Write out every entry, unchanged. Skip any picture.
━━━━━━━━━━
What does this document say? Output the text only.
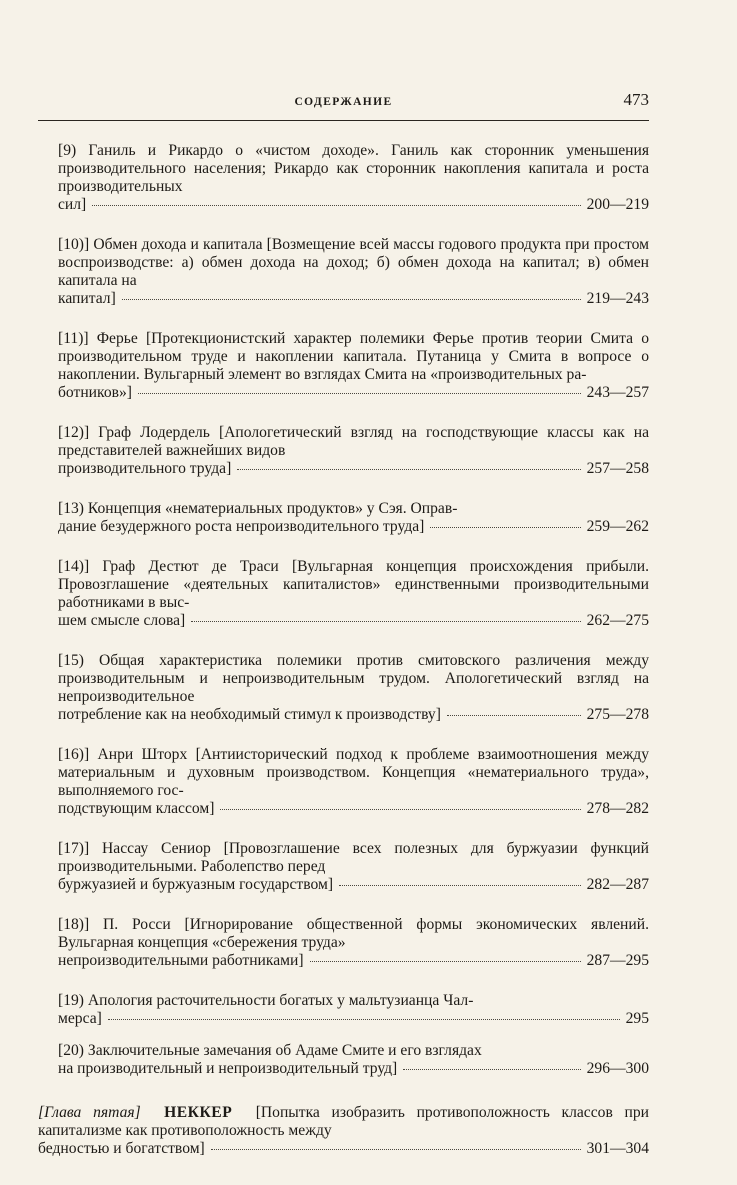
СОДЕРЖАНИЕ	473
[9) Ганиль и Рикардо о «чистом доходе». Ганиль как сторонник уменьшения производительного населения; Рикардо как сторонник накопления капитала и роста производительных
сил]	200—219
[10)] Обмен дохода и капитала [Возмещение всей массы годового продукта при простом воспроизводстве: а) обмен дохода на доход; б) обмен дохода на капитал; в) обмен капитала на
капитал]	219—243
[11)] Ферье [Протекционистский характер полемики Ферье против теории Смита о производительном труде и накоплении капитала. Путаница у Смита в вопросе о накоплении. Вульгарный элемент во взглядах Смита на «производительных ра-
ботников»]	243—257
[12)] Граф Лодердель [Апологетический взгляд на господствующие классы как на представителей важнейших видов
производительного труда]	257—258
[13) Концепция «нематериальных продуктов» у Сэя. Оправ-
дание безудержного роста непроизводительного труда]	259—262
[14)] Граф Дестют де Траси [Вульгарная концепция происхождения прибыли. Провозглашение «деятельных капиталистов» единственными производительными работниками в выс-
шем смысле слова]	262—275
[15) Общая характеристика полемики против смитовского различения между производительным и непроизводительным трудом. Апологетический взгляд на непроизводительное
потребление как на необходимый стимул к производству]	275—278
[16)] Анри Шторх [Антиисторический подход к проблеме взаимоотношения между материальным и духовным производством. Концепция «нематериального труда», выполняемого гос-
подствующим классом]	278—282
[17)] Нассау Сениор [Провозглашение всех полезных для буржуазии функций производительными. Раболепство перед
буржуазией и буржуазным государством]	282—287
[18)] П. Росси [Игнорирование общественной формы экономических явлений. Вульгарная концепция «сбережения труда»
непроизводительными работниками]	287—295
[19) Апология расточительности богатых у мальтузианца Чал-
мерса]	295
[20) Заключительные замечания об Адаме Смите и его взглядах
на производительный и непроизводительный труд]	296—300
[Глава пятая] НЕККЕР [Попытка изобразить противоположность классов при капитализме как противоположность между
бедностью и богатством]	301—304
━━━━━━━━━━
THE COMPLETED TASK »
What does this document say? Output the text only.
СОДЕРЖАНИЕ	473
[9) Ганиль и Рикардо о «чистом доходе». Ганиль как сторонник уменьшения производительного населения; Рикардо как сторонник накопления капитала и роста производительных
сил]	200—219
[10)] Обмен дохода и капитала [Возмещение всей массы годового продукта при простом воспроизводстве: а) обмен дохода на доход; б) обмен дохода на капитал; в) обмен капитала на
капитал]	219—243
[11)] Ферье [Протекционистский характер полемики Ферье против теории Смита о производительном труде и накоплении капитала. Путаница у Смита в вопросе о накоплении. Вульгарный элемент во взглядах Смита на «производительных ра-
ботников»]	243—257
[12)] Граф Лодердель [Апологетический взгляд на господствующие классы как на представителей важнейших видов
производительного труда]	257—258
[13) Концепция «нематериальных продуктов» у Сэя. Оправ-
дание безудержного роста непроизводительного труда]	259—262
[14)] Граф Дестют де Траси [Вульгарная концепция происхождения прибыли. Провозглашение «деятельных капиталистов» единственными производительными работниками в выс-
шем смысле слова]	262—275
[15) Общая характеристика полемики против смитовского различения между производительным и непроизводительным трудом. Апологетический взгляд на непроизводительное
потребление как на необходимый стимул к производству]	275—278
[16)] Анри Шторх [Антиисторический подход к проблеме взаимоотношения между материальным и духовным производством. Концепция «нематериального труда», выполняемого гос-
подствующим классом]	278—282
[17)] Нассау Сениор [Провозглашение всех полезных для буржуазии функций производительными. Раболепство перед
буржуазией и буржуазным государством]	282—287
[18)] П. Росси [Игнорирование общественной формы экономических явлений. Вульгарная концепция «сбережения труда»
непроизводительными работниками]	287—295
[19) Апология расточительности богатых у мальтузианца Чал-
мерса]	295
[20) Заключительные замечания об Адаме Смите и его взглядах
на производительный и непроизводительный труд]	296—300
[Глава пятая] НЕККЕР [Попытка изобразить противоположность классов при капитализме как противоположность между
бедностью и богатством]	301—304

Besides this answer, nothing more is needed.